◆ **TEXTO DE REFERENCIA**:
^^^^^^^^

Febrero, mes de enfermedades respiratorias

 

Febrero es el mes más frío y con ello las enfermedades respiratorias hacen de las suyas.


Aún no termina el invierno, de hecho estamos cerca de comenzar el mes más frío del año y las enfermedades respiratorias siguen a la orden del día.

Por esa razón, aún prevalece la posibilidad de contagiarnos de alguna, sobre todo nuestros pequeños, que además de exponerse al frío ambiental, conviven con sus pares en las guarderías y salones de clase en lo que suelen ser zonas de contagio.

Tenemos que considerar que la mayoría de las infecciones respiratorias en los menores de 5 años, son de tipo viral, de hecho se dice que son más del 90%. Esto es importante, ya que así comprenderemos mejor la evolución de la enfermedad, los síntomas y su tratamiento.

Las infecciones virales se manifiestan paulatinamente, inician generalmente con tos escasa, secreción nasal transparente, puede haber fiebre no elevada, estornudos, dolor de cuerpo, dolor de garganta, lagrimeo y el ataque al estado general es moderado, es decir que el paciente no está muy decaído.

Cuando se trata de infecciones de tipo bacteriano, generalmente el inicio es súbito, la fiebre es alta, se presenta un dolor importante en la garganta y a veces en el pecho, existe tos productiva o con flema, secreción nasal abundante, espesa y amarillenta, el ataque al estado general es importante y el paciente está muy decaído.

^^^^^^^^

Actualice el texto sobre las enfermedades respiratorias de febrero. Transcriba de nuevo el fragmento que comienza con "Febrero, mes de" y continúa hasta "zonas de contagio.", incluido este, y sustituya "guarderías" por "estancias infantiles".

^^^^^^^^

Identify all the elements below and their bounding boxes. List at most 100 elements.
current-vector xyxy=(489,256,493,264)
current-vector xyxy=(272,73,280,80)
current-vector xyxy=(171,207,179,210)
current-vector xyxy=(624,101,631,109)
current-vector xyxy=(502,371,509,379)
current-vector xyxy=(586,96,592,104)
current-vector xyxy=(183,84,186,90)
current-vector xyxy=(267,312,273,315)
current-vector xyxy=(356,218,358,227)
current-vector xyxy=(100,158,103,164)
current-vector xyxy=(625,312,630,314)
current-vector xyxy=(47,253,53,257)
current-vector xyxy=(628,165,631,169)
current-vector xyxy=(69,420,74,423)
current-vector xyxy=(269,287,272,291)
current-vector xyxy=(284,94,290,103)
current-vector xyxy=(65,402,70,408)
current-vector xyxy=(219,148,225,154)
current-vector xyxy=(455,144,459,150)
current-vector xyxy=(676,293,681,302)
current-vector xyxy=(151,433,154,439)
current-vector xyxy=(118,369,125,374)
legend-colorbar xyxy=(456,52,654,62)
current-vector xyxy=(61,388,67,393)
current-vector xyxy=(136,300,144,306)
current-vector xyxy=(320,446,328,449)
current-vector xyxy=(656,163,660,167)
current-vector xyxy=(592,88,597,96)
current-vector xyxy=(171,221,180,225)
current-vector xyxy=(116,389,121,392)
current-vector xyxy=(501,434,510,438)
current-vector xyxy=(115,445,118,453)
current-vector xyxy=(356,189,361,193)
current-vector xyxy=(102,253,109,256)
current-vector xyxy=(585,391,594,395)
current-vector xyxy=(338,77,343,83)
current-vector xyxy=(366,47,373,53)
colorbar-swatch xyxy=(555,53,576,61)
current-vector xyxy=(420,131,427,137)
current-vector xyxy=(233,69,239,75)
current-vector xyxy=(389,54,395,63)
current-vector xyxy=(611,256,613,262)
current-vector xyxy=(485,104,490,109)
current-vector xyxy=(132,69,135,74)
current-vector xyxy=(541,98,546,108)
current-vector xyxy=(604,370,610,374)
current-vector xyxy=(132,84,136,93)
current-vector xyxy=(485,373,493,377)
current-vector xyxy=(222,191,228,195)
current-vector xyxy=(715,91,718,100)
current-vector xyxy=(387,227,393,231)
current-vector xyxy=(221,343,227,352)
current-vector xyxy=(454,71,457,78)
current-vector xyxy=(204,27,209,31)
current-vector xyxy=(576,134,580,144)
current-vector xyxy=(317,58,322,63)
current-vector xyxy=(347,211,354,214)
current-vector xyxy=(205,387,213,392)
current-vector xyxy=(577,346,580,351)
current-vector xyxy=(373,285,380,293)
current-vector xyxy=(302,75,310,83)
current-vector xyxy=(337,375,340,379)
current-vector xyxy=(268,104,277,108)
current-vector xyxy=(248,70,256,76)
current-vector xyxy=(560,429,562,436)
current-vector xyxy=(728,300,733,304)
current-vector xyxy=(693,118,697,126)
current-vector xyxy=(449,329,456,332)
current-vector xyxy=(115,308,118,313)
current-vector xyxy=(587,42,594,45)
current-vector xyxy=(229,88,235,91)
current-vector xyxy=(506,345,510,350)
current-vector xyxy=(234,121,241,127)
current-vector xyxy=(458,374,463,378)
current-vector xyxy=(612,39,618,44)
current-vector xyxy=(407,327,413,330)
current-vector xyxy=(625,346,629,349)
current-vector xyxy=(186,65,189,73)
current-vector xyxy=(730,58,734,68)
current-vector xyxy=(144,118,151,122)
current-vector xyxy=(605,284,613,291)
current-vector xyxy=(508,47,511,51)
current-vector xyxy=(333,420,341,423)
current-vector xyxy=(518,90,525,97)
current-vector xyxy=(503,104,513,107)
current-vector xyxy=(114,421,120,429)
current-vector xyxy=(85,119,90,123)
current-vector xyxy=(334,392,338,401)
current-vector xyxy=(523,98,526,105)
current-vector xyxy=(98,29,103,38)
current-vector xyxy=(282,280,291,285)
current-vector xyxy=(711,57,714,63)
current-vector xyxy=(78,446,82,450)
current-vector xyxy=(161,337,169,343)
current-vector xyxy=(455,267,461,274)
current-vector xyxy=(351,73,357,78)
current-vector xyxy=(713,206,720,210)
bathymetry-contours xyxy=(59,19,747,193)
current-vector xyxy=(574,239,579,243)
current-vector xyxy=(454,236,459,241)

^^^^^^^^

◆ **SOLUCIÓN PROPUESTA**:
Febrero, mes de enfermedades respiratorias

 

Febrero es el mes más frío y con ello las enfermedades respiratorias hacen de las suyas.


Aún no termina el invierno, de hecho estamos cerca de comenzar el mes más frío del año y las enfermedades respiratorias siguen a la orden del día.

Por esa razón, aún prevalece la posibilidad de contagiarnos de alguna, sobre todo nuestros pequeños, que además de exponerse al frío ambiental, conviven con sus pares en las estancias infantiles y salones de clase en lo que suelen ser zonas de contagio.